TO BE DONE:
Reply with one number only, the count of lines holding the string "Verfügbarkeit".

EXCERPTED RECORDS:
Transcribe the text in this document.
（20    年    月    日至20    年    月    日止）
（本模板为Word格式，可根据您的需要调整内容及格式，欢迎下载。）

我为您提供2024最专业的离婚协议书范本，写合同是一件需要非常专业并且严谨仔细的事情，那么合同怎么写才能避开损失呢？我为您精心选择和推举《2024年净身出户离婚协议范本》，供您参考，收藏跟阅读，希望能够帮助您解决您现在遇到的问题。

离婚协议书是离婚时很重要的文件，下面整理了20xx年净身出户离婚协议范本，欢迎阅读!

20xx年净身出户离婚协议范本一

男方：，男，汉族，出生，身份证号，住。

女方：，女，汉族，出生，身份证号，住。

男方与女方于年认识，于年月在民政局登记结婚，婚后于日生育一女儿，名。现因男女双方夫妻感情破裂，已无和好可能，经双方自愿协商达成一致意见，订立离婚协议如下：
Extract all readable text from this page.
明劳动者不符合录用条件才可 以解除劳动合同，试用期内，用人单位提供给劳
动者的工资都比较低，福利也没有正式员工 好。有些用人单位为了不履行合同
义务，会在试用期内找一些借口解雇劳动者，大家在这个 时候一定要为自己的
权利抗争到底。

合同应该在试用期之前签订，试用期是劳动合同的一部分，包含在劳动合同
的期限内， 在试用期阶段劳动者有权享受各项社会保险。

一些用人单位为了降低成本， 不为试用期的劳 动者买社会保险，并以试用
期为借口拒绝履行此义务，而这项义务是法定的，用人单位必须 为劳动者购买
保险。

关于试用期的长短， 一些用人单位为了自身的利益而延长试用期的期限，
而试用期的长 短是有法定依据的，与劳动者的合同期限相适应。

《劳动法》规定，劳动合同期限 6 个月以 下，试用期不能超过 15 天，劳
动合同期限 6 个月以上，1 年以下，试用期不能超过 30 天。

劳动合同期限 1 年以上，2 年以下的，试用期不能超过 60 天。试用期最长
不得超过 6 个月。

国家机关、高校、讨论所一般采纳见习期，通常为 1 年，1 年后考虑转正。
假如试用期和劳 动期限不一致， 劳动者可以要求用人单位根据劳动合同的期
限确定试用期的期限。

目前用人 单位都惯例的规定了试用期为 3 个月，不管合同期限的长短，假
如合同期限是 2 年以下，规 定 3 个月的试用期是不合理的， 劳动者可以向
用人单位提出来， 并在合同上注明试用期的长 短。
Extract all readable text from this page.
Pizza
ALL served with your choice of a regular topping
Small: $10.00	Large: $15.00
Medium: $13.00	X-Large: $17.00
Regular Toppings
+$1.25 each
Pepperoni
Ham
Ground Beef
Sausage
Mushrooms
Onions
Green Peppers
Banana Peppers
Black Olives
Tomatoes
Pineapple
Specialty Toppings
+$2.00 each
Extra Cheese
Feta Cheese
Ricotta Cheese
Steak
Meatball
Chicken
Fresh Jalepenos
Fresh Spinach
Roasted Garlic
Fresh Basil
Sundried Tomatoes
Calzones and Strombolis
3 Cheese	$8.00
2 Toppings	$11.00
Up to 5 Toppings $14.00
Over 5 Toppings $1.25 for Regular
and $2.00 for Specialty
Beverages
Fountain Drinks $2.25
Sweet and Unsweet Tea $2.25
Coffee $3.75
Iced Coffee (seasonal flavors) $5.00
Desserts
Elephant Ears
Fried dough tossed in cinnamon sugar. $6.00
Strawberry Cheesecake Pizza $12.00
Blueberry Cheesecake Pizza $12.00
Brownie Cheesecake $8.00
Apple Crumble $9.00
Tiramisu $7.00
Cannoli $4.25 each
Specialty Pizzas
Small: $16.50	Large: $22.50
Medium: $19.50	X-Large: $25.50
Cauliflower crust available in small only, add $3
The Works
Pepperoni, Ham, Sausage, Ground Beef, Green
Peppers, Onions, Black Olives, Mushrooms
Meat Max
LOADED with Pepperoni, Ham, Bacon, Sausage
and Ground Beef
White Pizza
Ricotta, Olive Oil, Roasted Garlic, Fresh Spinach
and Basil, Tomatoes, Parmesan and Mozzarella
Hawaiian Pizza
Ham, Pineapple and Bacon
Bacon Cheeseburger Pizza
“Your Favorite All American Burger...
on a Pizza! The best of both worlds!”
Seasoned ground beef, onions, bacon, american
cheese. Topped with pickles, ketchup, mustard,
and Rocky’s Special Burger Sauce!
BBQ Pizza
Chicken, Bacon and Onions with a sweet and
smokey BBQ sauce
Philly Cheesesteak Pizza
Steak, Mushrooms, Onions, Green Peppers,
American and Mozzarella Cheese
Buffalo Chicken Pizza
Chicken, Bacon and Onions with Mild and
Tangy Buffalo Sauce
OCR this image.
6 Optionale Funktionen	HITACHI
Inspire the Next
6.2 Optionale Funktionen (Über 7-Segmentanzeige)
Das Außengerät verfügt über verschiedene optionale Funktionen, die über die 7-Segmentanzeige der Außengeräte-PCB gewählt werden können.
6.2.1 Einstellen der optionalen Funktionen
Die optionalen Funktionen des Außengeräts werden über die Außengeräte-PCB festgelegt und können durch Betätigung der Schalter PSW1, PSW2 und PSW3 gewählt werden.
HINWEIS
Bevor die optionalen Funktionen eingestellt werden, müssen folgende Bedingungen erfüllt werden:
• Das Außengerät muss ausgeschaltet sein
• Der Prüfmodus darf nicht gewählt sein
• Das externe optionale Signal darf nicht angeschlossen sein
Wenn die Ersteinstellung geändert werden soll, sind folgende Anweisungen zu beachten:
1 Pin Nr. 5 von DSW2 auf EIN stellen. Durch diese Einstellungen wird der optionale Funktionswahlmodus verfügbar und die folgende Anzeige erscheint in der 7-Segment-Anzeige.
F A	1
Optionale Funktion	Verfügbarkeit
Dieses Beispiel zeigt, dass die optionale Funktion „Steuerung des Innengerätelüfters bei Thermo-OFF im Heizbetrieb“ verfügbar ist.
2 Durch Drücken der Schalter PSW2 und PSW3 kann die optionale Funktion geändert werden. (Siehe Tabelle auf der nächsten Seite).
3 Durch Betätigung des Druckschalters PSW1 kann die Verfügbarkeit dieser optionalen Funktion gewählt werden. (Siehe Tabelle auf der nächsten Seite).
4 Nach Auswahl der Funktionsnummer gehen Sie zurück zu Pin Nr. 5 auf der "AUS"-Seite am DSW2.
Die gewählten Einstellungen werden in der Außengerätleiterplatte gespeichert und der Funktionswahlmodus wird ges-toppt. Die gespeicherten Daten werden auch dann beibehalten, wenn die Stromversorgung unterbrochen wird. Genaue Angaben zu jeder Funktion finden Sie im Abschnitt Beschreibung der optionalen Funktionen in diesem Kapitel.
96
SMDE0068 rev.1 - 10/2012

ANSWER TO THE EXERCISE:
2